--- Extrait ---

À l’occasion des concerts gratuits de la Butte du Fort à Bénodet, proposés par la municipalité et le casino Barrière, c’est le chanteur Bénabar qui, samedi 15 août, à 20 h 30, s’approprie la scène.

Vous sortez votre dernier album « Le soleil des absents ». Quel en est le thème principal ?

Pour tout vous dire, cet album compile nouveautés et des best-of de ma carrière. C’est un album très important à mes yeux. Son nom est un hommage à un très bon ami et complice de scène, Denis, hélas disparu. Il habitait l’Île-Tudy. On s’est demandé ce qu’on allait faire de cette absence très présente. Et on s’est dit qu’on allait faire un album joyeux. Le chagrin, c’est très nombriliste. Beaucoup de chansons en général parlent de soi. Je voulais éviter ça. J’ai écrit les textes et musiques seul sur cet album. Et j’évoque aussi des grands sujets de la vie en les prenant par le petit bout.

Serez-vous accompagné sur scène ?

Bien sûr, je vais faire un show à la Bénabar, du divertissement par le biais artistique ! Il faut avoir le côté orchestre, et je serai donc accompagné sur scène de neuf musiciens et chœurs qui me suivent depuis des décennies. Ça va bouger sur la butte !

--- Liste présentée ---

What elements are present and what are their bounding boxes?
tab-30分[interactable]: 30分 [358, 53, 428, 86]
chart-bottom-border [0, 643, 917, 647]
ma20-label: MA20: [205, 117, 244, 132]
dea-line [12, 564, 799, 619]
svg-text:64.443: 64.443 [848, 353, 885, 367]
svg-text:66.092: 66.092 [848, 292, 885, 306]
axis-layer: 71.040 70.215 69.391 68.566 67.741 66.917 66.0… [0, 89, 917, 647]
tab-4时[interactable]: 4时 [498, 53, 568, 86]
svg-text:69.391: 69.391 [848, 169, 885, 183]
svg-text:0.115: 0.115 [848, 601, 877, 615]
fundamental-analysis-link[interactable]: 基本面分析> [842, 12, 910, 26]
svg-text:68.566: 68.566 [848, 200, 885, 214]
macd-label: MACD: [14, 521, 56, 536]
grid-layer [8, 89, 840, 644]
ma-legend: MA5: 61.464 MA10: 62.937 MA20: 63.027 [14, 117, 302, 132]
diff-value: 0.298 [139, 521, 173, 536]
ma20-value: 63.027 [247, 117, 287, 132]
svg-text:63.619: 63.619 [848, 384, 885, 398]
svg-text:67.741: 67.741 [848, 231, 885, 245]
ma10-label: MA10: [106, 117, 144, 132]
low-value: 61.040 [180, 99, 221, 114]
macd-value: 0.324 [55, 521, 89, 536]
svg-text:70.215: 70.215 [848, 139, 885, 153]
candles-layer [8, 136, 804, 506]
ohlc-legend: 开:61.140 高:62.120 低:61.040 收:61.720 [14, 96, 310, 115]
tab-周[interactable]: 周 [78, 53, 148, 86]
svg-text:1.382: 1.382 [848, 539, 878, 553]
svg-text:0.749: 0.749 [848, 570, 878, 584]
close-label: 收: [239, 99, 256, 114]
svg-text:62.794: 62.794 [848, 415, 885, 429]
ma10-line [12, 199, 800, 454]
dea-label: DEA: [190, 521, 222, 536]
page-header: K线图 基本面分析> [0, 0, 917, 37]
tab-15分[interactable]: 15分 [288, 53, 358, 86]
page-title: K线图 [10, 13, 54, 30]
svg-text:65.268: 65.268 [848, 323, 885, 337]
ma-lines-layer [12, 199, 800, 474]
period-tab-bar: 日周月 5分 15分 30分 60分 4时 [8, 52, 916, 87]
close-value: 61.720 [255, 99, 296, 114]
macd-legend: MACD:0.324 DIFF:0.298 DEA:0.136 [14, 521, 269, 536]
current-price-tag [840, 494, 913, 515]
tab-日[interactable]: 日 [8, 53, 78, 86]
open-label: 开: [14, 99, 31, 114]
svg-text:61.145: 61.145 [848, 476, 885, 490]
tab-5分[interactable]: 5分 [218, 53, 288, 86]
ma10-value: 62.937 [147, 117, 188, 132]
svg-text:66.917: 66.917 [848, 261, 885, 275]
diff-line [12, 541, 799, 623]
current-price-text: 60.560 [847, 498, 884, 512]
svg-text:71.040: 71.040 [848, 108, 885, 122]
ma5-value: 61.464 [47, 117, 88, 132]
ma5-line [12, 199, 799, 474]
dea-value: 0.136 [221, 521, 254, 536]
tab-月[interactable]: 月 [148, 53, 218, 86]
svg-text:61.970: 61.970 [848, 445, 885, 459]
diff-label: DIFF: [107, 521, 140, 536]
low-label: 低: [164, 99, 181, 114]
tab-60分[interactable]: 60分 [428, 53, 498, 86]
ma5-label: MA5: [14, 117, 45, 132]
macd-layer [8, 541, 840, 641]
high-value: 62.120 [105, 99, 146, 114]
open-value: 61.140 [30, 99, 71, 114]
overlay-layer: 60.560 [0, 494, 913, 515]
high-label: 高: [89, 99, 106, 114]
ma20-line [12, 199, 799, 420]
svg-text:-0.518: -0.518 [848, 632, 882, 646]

---

▶ [Questions]
#1 Recopiez le passage de l'entretien avec Bénabar en commençant aux mots « Serez-vous accompagné sur » et en vous arrêtant après les mots « sur la butte ! ».
#2 Répondez aux questions suivantes sur l'entretien avec Bénabar.
(a) À quelle heure Bénabar se produit-il le samedi 15 août ?
(b) Où habitait Denis, l'ami auquel le titre de l'album rend hommage ?
(c) Combien de musiciens et chœurs accompagneront Bénabar sur scène ?
#3 Écrivez la suite de l'entretien avec Bénabar à partir de sa dernière réplique.

▶ [Corrigé]
#1
Serez-vous accompagné sur scène ?

Bien sûr, je vais faire un show à la Bénabar, du divertissement par le biais artistique ! Il faut avoir le côté orchestre, et je serai donc accompagné sur scène de neuf musiciens et chœurs qui me suivent depuis des décennies. Ça va bouger sur la butte !

#2
(a) À 20 h 30.
(b) À l'Île-Tudy.
(c) Neuf.

#3
On a aussi pu vous admirer il y a quelques années au cinéma. Avez-vous des projets cinématographiques ?

Plus beaucoup et c’est sans regret. Comme j’ai insulté la moitié des acteurs, car je déteste l’esprit « cinéma parisien », ce que j’appelle « le cinéma du 6e », on n’est pas prêt de me voir sur grand écran.

Bénodet, vous connaissez ?

Un peu oui mais j’y suis venu en coup de vent. Je suis allé aussi à Saint-Pabu dans le nord Finistère. Je me serai bien attardé après le concert, mais ce sont les côtés frustrants des tournées, on ne peut rester longtemps… Mais je reviendrai !

Pratique

La première partie, à 20 h 30, sera assurée par l’orchestre Tacinelli avec des variétés françaises et internationales. Restauration et buvette assurées par le FC Odet.